**DOCUMENT EXCERPT:**
Capital Lakefair is a registered 501(c)3 non-profit organization based in Olympia, Washington. While widely known as Olympia’s annual summer festival, Lakefair operates year-round in Thurston County.

The festival is a volunteer driven organization governed by a voting member body known as the Capitalarians, a group of individuals that show their love and dedication to the people of Thurston County by donating their time and effort.

Each year as part of the Scholarship Program, a new group of young women from area high schools join the Lakefair Royalty tradition. The Court participates in all aspects of the organization throughout the season. This includes local activities such as the donation drive by Little Red School House, Special Needs Prom and events held by other area non-profit service groups. They also visit locations across Washington, Oregon and British Columbia as the Lakefair Float rides in parades hosted by other community festivals. Each princess receives a $3,000 scholarship to be applied to any type of higher education, and the selected queen receives an additional $2,000.

Funding for Capital Lakefair is provided by contributions from individuals and businesses in their community, financial and/or in-kind donations by their sponsors and operations from the annual five-day festival in July.

**MATERIAL PROVIDED:**
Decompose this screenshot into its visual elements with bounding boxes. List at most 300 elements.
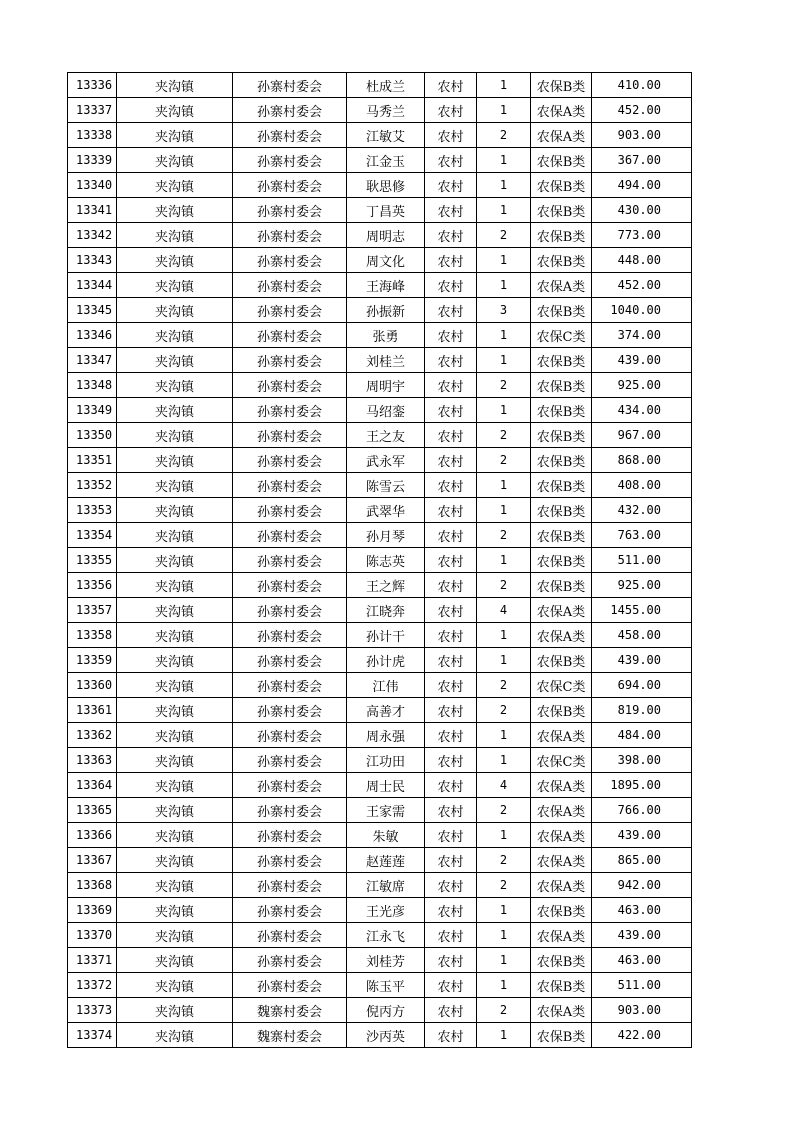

**EXERCISE OBJECTIVE:** Transcribe the part of the Capital Lakefair text that begins at the words "The festival is" and ends after the words "time and effort.".

**FINAL ANSWER:**
The festival is a volunteer driven organization governed by a voting member body known as the Capitalarians, a group of individuals that show their love and dedication to the people of Thurston County by donating their time and effort.